_Dataset_:
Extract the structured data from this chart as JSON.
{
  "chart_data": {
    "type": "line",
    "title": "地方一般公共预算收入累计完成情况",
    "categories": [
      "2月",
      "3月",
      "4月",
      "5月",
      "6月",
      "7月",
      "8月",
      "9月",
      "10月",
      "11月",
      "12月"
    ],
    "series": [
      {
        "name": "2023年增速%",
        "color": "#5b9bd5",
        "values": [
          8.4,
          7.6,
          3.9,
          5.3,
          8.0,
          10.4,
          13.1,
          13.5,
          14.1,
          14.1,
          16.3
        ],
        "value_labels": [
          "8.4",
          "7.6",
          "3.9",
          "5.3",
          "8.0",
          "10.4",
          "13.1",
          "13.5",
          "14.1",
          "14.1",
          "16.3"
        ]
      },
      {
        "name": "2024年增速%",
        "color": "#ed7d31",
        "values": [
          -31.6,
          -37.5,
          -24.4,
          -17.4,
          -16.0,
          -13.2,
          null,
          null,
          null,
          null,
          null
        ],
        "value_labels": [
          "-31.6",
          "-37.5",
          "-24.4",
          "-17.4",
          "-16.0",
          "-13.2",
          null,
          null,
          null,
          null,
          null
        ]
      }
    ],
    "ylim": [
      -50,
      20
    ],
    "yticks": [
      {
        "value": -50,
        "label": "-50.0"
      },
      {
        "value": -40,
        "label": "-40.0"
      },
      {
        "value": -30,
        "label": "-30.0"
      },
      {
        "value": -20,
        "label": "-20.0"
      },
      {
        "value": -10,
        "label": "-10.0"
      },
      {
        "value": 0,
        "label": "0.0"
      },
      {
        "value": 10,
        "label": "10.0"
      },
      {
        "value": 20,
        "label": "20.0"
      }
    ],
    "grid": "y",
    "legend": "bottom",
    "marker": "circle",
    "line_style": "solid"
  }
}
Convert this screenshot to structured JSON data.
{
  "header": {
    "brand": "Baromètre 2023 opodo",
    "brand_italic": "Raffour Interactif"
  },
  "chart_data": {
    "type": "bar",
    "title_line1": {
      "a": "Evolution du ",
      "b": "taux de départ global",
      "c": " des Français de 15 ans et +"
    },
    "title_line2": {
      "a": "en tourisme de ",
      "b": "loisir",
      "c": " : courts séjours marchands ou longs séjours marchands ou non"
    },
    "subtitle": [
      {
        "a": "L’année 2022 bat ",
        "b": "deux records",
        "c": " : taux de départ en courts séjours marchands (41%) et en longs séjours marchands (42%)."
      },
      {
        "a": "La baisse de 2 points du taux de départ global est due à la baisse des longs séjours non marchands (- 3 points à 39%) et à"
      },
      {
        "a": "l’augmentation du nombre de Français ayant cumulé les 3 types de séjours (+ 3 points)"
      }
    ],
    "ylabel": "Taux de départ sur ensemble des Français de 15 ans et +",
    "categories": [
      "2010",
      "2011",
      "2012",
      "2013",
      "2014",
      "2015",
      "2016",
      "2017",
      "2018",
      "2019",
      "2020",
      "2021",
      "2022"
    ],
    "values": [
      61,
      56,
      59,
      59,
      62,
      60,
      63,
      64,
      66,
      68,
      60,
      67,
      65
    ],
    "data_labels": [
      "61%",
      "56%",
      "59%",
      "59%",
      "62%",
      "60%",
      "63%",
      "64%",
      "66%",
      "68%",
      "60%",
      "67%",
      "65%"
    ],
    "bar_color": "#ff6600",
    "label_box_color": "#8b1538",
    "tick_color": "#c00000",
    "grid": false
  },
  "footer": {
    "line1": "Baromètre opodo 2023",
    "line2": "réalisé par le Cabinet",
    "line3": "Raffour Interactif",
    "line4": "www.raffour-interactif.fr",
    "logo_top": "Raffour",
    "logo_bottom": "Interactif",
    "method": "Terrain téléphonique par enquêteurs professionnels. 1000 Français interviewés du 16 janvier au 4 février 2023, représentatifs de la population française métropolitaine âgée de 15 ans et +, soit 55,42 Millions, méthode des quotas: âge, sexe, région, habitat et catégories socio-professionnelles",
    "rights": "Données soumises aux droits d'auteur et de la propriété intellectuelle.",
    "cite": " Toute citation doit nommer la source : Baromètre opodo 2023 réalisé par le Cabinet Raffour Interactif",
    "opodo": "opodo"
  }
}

_Your goal_: Copy out each line above, character for character.

_Solution to this problem_:
Extract the structured data from this chart as JSON.
{
  "chart_data": {
    "type": "line",
    "title": "地方一般公共预算收入累计完成情况",
    "categories": [
      "2月",
      "3月",
      "4月",
      "5月",
      "6月",
      "7月",
      "8月",
      "9月",
      "10月",
      "11月",
      "12月"
    ],
    "series": [
      {
        "name": "2023年增速%",
        "color": "#5b9bd5",
        "values": [
          8.4,
          7.6,
          3.9,
          5.3,
          8.0,
          10.4,
          13.1,
          13.5,
          14.1,
          14.1,
          16.3
        ],
        "value_labels": [
          "8.4",
          "7.6",
          "3.9",
          "5.3",
          "8.0",
          "10.4",
          "13.1",
          "13.5",
          "14.1",
          "14.1",
          "16.3"
        ]
      },
      {
        "name": "2024年增速%",
        "color": "#ed7d31",
        "values": [
          -31.6,
          -37.5,
          -24.4,
          -17.4,
          -16.0,
          -13.2,
          null,
          null,
          null,
          null,
          null
        ],
        "value_labels": [
          "-31.6",
          "-37.5",
          "-24.4",
          "-17.4",
          "-16.0",
          "-13.2",
          null,
          null,
          null,
          null,
          null
        ]
      }
    ],
    "ylim": [
      -50,
      20
    ],
    "yticks": [
      {
        "value": -50,
        "label": "-50.0"
      },
      {
        "value": -40,
        "label": "-40.0"
      },
      {
        "value": -30,
        "label": "-30.0"
      },
      {
        "value": -20,
        "label": "-20.0"
      },
      {
        "value": -10,
        "label": "-10.0"
      },
      {
        "value": 0,
        "label": "0.0"
      },
      {
        "value": 10,
        "label": "10.0"
      },
      {
        "value": 20,
        "label": "20.0"
      }
    ],
    "grid": "y",
    "legend": "bottom",
    "marker": "circle",
    "line_style": "solid"
  }
}
Convert this screenshot to structured JSON data.
{
  "header": {
    "brand": "Baromètre 2023 opodo",
    "brand_italic": "Raffour Interactif"
  },
  "chart_data": {
    "type": "bar",
    "title_line1": {
      "a": "Evolution du ",
      "b": "taux de départ global",
      "c": " des Français de 15 ans et +"
    },
    "title_line2": {
      "a": "en tourisme de ",
      "b": "loisir",
      "c": " : courts séjours marchands ou longs séjours marchands ou non"
    },
    "subtitle": [
      {
        "a": "L’année 2022 bat ",
        "b": "deux records",
        "c": " : taux de départ en courts séjours marchands (41%) et en longs séjours marchands (42%)."
      },
      {
        "a": "La baisse de 2 points du taux de départ global est due à la baisse des longs séjours non marchands (- 3 points à 39%) et à"
      },
      {
        "a": "l’augmentation du nombre de Français ayant cumulé les 3 types de séjours (+ 3 points)"
      }
    ],
    "ylabel": "Taux de départ sur ensemble des Français de 15 ans et +",
    "categories": [
      "2010",
      "2011",
      "2012",
      "2013",
      "2014",
      "2015",
      "2016",
      "2017",
      "2018",
      "2019",
      "2020",
      "2021",
      "2022"
    ],
    "values": [
      61,
      56,
      59,
      59,
      62,
      60,
      63,
      64,
      66,
      68,
      60,
      67,
      65
    ],
    "data_labels": [
      "61%",
      "56%",
      "59%",
      "59%",
      "62%",
      "60%",
      "63%",
      "64%",
      "66%",
      "68%",
      "60%",
      "67%",
      "65%"
    ],
    "bar_color": "#ff6600",
    "label_box_color": "#8b1538",
    "tick_color": "#c00000",
    "grid": false
  },
  "footer": {
    "line1": "Baromètre opodo 2023",
    "line2": "réalisé par le Cabinet",
    "line3": "Raffour Interactif",
    "line4": "www.raffour-interactif.fr",
    "logo_top": "Raffour",
    "logo_bottom": "Interactif",
    "method": "Terrain téléphonique par enquêteurs professionnels. 1000 Français interviewés du 16 janvier au 4 février 2023, représentatifs de la population française métropolitaine âgée de 15 ans et +, soit 55,42 Millions, méthode des quotas: âge, sexe, région, habitat et catégories socio-professionnelles",
    "rights": "Données soumises aux droits d'auteur et de la propriété intellectuelle.",
    "cite": " Toute citation doit nommer la source : Baromètre opodo 2023 réalisé par le Cabinet Raffour Interactif",
    "opodo": "opodo"
  }
}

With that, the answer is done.